TO DO: Lines containing the word "color" are to be located and copied.

== AVAILABLE DATA

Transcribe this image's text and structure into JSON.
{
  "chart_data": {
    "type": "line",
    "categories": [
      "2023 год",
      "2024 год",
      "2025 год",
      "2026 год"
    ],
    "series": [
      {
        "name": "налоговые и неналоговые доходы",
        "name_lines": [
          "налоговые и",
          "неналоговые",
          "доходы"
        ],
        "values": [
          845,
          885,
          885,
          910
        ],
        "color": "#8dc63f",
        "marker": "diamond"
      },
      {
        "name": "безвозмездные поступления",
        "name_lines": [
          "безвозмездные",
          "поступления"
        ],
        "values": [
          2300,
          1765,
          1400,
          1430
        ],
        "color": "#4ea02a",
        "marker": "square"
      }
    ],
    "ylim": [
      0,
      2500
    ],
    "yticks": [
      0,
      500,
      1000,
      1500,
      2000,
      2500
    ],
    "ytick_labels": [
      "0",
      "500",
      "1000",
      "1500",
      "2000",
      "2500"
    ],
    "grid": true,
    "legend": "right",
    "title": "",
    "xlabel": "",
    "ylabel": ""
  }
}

====
== AVAILABLE DATA

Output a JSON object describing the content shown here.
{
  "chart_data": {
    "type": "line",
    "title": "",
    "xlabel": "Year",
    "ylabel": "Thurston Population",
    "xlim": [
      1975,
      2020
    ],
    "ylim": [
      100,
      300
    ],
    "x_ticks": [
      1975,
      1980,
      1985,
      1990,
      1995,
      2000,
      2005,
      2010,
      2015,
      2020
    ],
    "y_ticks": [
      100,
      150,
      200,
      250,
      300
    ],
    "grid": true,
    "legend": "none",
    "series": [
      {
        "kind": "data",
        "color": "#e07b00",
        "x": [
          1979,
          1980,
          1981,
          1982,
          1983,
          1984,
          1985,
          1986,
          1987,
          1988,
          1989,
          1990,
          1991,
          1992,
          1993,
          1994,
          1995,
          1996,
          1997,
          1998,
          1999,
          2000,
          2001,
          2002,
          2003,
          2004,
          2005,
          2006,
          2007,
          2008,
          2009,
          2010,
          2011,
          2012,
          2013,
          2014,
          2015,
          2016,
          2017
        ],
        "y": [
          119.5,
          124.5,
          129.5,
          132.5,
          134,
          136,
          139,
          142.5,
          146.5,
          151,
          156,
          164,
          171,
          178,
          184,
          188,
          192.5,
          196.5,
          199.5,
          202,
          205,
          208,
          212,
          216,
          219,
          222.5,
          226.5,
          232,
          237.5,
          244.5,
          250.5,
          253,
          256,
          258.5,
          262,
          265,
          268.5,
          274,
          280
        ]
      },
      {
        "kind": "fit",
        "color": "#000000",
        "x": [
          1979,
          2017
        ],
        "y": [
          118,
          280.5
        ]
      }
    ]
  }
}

====

COMPLETED TASK:
        "color": "#8dc63f",
        "color": "#4ea02a",
        "color": "#e07b00",
        "color": "#000000",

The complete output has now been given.